Copy each line in the data that includes the word "labour".

========================

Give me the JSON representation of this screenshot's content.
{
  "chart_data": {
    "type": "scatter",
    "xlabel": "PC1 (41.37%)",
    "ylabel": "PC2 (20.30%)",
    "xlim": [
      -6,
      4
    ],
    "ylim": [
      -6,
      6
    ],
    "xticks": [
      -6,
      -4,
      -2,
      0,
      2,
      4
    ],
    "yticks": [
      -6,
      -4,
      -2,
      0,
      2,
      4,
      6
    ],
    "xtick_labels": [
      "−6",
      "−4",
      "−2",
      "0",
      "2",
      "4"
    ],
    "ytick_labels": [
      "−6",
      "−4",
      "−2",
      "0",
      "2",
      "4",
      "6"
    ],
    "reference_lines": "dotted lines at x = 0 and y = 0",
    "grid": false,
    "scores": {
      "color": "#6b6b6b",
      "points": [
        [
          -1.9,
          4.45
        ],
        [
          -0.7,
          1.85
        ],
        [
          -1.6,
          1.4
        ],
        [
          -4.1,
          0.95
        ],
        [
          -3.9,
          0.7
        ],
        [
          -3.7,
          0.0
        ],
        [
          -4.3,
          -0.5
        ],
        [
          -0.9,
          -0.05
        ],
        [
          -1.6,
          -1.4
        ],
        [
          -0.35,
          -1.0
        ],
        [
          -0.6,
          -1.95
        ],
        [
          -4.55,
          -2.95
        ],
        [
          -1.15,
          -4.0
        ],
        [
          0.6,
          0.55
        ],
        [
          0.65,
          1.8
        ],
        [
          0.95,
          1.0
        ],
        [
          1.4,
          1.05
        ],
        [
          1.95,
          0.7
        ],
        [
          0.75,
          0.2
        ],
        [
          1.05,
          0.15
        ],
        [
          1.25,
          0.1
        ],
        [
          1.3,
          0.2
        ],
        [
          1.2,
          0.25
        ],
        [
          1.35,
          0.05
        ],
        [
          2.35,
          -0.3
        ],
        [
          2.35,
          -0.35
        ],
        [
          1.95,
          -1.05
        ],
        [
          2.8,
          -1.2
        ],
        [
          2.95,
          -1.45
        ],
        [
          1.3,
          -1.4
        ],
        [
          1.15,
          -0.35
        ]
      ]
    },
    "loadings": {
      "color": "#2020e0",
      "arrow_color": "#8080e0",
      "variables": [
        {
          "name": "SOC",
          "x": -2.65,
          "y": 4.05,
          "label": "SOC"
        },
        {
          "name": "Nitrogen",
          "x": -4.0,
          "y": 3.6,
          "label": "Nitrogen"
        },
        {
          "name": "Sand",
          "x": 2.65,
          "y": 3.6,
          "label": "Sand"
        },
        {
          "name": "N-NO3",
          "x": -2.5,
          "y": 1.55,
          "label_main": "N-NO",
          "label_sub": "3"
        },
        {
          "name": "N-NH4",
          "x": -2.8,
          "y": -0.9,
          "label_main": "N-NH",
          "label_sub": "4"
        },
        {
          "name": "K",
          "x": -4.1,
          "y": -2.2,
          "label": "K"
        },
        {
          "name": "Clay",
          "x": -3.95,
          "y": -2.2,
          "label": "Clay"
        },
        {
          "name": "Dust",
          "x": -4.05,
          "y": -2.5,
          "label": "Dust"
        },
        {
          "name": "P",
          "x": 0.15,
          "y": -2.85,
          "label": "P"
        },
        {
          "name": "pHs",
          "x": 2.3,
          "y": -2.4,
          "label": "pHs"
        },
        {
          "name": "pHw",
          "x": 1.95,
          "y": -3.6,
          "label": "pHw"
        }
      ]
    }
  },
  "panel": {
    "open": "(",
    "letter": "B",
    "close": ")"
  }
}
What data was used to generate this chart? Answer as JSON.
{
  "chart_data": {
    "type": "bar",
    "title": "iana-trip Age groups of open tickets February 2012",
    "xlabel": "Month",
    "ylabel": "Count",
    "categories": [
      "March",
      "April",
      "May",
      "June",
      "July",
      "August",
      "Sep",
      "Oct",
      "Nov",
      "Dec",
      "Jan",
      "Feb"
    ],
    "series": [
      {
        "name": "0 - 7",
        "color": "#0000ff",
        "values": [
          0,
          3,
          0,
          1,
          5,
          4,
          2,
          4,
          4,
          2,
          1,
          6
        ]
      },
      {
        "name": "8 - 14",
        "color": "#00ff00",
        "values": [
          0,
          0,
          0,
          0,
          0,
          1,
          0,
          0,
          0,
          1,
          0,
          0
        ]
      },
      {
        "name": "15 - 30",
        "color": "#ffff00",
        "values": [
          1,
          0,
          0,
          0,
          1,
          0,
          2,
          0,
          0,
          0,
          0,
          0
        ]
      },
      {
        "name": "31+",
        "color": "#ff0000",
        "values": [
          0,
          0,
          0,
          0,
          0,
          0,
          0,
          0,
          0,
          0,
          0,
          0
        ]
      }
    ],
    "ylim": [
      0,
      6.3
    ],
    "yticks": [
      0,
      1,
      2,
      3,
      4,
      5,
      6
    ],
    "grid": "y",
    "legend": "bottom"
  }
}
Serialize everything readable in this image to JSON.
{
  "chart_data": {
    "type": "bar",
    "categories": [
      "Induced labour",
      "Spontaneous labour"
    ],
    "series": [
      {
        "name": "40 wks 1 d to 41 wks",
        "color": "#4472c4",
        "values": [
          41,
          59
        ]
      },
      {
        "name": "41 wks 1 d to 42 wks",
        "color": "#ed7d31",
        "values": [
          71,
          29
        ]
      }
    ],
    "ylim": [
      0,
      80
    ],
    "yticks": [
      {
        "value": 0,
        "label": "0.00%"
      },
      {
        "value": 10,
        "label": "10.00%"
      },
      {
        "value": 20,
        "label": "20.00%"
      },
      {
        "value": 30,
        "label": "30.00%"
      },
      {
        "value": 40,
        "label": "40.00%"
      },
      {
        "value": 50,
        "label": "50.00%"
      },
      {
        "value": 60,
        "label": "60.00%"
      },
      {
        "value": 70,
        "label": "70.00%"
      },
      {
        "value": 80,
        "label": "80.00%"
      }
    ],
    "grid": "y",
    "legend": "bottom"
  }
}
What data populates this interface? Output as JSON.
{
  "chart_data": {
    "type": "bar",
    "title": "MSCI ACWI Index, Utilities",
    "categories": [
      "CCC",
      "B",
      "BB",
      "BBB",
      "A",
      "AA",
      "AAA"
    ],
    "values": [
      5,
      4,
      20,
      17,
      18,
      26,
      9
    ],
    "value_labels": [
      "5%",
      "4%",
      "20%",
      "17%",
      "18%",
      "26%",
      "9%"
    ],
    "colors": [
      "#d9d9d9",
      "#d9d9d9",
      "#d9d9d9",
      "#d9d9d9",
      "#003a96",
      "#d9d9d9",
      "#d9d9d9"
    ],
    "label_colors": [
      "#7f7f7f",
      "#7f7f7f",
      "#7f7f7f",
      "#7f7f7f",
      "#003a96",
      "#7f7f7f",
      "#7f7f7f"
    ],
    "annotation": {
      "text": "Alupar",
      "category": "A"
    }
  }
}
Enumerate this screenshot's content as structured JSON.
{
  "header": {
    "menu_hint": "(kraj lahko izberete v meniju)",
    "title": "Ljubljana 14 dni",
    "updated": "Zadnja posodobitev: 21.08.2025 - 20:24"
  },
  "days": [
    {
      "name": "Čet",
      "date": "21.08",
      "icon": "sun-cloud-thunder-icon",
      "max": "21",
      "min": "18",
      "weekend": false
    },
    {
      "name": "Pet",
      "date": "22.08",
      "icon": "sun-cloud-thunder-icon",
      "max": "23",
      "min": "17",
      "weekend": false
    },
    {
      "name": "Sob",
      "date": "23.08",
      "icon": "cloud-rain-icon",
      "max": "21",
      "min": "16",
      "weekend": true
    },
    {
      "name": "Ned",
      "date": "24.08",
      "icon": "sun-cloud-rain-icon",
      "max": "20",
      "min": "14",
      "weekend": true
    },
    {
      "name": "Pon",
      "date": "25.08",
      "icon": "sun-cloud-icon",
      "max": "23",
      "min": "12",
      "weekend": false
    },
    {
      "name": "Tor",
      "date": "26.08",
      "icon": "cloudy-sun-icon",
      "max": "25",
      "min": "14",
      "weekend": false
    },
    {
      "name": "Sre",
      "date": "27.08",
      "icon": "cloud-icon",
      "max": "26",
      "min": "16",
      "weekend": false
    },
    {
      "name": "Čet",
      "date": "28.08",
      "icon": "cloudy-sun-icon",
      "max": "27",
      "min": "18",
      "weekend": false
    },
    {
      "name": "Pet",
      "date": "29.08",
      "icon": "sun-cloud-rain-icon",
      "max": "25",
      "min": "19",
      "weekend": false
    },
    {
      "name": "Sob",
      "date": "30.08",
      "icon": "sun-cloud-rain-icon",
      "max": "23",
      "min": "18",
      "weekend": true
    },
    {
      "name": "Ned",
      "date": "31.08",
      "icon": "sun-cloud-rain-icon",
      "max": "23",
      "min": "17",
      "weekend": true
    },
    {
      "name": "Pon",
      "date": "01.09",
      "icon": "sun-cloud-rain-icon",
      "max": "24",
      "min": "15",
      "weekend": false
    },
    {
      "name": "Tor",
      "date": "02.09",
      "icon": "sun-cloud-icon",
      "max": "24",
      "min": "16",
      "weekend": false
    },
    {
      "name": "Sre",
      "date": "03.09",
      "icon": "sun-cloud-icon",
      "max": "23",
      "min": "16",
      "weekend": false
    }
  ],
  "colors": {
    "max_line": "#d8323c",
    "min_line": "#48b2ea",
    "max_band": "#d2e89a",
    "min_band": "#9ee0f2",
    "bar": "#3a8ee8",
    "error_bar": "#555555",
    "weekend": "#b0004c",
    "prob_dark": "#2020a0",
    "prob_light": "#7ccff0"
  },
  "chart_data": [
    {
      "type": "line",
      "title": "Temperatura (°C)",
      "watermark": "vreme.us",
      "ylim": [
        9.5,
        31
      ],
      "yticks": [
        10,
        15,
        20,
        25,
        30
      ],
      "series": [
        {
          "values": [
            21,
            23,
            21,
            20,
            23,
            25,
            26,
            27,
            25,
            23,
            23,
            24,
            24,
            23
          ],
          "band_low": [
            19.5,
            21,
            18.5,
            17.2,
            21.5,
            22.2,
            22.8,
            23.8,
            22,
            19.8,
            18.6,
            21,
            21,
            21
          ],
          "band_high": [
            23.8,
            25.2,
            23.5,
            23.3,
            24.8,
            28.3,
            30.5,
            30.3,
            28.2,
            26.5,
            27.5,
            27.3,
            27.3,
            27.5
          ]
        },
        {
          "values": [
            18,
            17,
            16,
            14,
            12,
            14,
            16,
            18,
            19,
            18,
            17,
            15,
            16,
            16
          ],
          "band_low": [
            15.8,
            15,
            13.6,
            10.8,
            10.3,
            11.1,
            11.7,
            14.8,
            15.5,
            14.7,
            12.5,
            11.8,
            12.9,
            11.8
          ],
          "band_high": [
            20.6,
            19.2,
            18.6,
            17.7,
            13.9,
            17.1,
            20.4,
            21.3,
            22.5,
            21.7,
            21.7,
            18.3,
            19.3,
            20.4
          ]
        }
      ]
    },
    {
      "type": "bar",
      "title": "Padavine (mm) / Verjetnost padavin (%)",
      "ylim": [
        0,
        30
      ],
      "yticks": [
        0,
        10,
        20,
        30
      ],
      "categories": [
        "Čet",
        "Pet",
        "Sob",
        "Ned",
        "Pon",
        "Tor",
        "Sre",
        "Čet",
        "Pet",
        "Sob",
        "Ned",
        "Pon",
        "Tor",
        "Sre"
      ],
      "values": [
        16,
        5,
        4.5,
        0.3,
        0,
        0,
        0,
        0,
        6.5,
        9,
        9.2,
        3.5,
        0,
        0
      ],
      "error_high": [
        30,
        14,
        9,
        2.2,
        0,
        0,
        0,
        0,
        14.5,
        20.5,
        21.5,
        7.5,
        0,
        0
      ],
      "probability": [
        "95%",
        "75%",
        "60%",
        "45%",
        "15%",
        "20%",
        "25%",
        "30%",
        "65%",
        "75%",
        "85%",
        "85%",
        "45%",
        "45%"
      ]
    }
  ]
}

========================

Solution to this task:
      "Induced labour",
      "Spontaneous labour"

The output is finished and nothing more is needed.